Start of DATASET RECORDS

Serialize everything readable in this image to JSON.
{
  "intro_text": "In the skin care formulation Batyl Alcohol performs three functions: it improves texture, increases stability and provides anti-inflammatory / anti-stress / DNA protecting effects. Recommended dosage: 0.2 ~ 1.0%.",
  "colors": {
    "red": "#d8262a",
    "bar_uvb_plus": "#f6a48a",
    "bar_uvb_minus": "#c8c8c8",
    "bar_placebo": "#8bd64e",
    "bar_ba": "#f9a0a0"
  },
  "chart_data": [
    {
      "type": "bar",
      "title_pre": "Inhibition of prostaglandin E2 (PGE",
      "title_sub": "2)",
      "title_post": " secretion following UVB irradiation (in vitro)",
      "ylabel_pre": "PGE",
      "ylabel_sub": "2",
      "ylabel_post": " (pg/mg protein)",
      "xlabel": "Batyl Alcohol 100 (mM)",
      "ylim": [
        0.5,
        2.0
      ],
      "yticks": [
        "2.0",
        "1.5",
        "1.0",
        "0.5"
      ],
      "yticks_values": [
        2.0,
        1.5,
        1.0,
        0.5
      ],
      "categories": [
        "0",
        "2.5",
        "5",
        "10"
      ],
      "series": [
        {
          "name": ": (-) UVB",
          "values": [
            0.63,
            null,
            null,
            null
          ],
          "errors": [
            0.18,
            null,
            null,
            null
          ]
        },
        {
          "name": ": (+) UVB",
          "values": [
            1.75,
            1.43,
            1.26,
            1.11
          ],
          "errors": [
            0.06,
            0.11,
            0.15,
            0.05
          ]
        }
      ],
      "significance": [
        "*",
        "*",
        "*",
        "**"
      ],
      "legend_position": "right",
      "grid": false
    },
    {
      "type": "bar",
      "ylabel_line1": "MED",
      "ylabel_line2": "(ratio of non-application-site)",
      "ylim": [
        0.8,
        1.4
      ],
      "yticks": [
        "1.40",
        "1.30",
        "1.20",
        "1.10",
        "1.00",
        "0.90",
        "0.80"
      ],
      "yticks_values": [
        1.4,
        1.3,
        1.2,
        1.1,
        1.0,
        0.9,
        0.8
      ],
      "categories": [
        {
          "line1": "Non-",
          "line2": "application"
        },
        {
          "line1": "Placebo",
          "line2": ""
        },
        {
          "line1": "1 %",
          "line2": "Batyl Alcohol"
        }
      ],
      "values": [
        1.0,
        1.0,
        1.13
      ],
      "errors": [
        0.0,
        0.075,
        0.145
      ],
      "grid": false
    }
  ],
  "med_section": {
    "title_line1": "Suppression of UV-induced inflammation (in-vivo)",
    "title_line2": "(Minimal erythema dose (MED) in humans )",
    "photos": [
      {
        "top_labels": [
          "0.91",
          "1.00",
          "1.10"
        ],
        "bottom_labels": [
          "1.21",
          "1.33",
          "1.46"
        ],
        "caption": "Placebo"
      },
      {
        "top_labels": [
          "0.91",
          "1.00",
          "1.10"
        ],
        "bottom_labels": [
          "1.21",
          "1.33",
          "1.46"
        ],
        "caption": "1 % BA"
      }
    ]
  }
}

End of DATASET RECORDS

### WHAT THE TASK REQUIRES
If a line of the records above holds the word "application", show it.

### SOLUTION TO THIS PROBLEM
      "ylabel_line2": "(ratio of non-application-site)",
          "line2": "application"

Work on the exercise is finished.